WHAT THE EXERCISE ASKS: Collect each line holding the string "title".

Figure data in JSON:
---
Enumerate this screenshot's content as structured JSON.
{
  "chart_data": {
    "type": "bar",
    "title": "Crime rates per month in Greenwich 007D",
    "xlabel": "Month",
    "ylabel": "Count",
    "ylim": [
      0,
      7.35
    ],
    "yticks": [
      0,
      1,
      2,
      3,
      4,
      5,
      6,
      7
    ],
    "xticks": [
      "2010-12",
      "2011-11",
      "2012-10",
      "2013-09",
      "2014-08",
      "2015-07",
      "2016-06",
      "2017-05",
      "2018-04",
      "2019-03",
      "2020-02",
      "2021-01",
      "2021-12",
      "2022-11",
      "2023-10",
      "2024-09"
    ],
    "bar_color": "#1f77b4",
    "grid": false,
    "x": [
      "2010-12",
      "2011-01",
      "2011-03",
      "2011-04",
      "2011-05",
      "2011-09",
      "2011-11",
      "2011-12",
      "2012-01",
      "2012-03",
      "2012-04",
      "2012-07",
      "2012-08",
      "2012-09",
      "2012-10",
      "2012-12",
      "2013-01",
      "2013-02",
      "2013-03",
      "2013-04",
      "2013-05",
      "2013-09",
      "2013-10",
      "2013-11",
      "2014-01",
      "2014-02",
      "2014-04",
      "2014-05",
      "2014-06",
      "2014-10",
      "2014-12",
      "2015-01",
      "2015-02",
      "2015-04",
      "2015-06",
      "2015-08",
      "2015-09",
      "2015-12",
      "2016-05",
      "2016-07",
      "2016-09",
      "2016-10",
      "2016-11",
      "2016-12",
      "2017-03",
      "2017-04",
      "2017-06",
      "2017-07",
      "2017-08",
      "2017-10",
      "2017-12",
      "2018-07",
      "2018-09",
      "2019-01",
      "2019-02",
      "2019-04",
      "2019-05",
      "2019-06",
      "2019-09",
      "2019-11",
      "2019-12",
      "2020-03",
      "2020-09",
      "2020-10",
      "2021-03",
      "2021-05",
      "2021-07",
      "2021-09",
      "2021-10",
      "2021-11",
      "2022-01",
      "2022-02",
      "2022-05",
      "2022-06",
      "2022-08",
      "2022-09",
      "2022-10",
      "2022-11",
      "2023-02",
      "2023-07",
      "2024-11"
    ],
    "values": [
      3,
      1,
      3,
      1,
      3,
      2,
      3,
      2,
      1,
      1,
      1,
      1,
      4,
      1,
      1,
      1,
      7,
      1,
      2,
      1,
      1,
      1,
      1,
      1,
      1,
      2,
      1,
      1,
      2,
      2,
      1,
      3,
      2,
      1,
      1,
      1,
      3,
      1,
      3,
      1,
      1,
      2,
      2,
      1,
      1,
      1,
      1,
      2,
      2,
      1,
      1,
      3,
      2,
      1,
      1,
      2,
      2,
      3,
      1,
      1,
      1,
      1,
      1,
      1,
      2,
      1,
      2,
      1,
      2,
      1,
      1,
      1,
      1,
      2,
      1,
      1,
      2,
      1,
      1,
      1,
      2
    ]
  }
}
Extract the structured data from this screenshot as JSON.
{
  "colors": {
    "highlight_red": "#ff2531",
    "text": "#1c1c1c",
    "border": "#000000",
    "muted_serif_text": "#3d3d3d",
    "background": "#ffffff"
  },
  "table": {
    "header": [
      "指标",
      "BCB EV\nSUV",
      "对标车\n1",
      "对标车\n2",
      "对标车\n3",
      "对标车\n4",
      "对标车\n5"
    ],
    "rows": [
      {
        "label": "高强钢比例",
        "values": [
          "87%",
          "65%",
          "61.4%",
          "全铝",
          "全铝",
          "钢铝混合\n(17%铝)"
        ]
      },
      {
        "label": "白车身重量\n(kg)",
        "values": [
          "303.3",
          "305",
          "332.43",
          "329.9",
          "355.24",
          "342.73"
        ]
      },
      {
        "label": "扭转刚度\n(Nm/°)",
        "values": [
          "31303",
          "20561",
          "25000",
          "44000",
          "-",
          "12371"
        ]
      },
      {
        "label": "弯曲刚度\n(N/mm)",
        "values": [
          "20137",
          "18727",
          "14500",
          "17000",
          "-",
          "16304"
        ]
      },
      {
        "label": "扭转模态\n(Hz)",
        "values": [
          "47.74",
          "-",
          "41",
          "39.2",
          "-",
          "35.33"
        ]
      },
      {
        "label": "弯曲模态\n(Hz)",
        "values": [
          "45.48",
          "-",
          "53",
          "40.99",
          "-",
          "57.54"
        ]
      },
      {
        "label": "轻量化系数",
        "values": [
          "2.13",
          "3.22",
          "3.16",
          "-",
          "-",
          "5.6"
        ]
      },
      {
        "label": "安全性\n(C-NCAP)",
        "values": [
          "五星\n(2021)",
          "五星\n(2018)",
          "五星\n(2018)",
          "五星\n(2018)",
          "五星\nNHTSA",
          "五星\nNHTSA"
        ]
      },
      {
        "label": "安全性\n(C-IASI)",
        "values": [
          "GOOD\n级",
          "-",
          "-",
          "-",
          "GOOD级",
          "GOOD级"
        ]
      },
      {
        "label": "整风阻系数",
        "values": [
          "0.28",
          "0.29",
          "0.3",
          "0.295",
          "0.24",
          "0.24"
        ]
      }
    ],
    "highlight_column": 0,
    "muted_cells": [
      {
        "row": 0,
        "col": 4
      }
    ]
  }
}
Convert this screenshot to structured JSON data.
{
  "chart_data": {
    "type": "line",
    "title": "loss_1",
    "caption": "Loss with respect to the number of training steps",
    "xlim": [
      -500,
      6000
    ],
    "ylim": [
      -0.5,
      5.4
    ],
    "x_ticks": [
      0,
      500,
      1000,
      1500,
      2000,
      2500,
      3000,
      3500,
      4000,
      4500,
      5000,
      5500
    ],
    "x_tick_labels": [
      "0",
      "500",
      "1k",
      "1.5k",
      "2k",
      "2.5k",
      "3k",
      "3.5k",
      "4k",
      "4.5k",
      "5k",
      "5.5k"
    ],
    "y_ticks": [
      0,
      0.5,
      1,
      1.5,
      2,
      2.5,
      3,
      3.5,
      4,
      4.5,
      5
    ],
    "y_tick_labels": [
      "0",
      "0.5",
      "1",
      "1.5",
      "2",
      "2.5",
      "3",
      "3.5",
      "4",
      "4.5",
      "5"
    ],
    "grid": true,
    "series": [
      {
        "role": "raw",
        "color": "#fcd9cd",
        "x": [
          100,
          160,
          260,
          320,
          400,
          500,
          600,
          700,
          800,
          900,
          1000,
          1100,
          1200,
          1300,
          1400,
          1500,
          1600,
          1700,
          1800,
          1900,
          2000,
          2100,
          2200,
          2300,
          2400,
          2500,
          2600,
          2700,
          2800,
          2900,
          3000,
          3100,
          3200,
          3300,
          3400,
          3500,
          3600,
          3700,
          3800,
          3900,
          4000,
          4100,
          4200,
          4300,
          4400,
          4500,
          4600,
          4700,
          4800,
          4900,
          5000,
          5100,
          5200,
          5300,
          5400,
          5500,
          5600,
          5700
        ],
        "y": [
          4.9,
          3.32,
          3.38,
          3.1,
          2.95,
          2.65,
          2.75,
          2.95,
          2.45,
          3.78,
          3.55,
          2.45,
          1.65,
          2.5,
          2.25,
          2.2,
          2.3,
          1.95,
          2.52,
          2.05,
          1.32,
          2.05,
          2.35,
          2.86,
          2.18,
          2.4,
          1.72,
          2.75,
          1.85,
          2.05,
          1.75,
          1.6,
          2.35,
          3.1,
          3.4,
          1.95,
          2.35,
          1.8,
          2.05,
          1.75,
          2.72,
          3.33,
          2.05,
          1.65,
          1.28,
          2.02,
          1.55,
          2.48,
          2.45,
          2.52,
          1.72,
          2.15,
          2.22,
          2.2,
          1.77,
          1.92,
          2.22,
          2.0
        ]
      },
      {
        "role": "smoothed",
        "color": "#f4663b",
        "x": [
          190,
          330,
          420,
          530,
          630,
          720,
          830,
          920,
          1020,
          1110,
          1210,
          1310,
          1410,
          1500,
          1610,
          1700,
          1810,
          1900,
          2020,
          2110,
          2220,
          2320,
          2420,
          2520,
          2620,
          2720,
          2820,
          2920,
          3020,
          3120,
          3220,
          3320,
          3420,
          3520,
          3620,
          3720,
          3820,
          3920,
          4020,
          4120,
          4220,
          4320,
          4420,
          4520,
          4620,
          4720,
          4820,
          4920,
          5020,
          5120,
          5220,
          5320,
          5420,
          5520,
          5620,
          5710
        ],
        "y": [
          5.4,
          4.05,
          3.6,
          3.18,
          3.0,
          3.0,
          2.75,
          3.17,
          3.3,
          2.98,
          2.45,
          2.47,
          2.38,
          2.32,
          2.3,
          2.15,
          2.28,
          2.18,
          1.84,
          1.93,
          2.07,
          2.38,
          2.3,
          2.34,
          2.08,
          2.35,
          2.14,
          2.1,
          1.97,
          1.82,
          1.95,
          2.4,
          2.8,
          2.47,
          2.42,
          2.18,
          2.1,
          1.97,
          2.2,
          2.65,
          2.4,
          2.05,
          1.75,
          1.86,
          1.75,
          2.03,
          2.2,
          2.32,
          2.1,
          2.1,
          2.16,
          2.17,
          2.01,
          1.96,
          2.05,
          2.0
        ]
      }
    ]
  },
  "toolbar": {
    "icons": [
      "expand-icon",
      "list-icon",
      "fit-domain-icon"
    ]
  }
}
---
RESPONSE TO THIS EXERCISE:
    "title": "Crime rates per month in Greenwich 007D",
    "title": "loss_1",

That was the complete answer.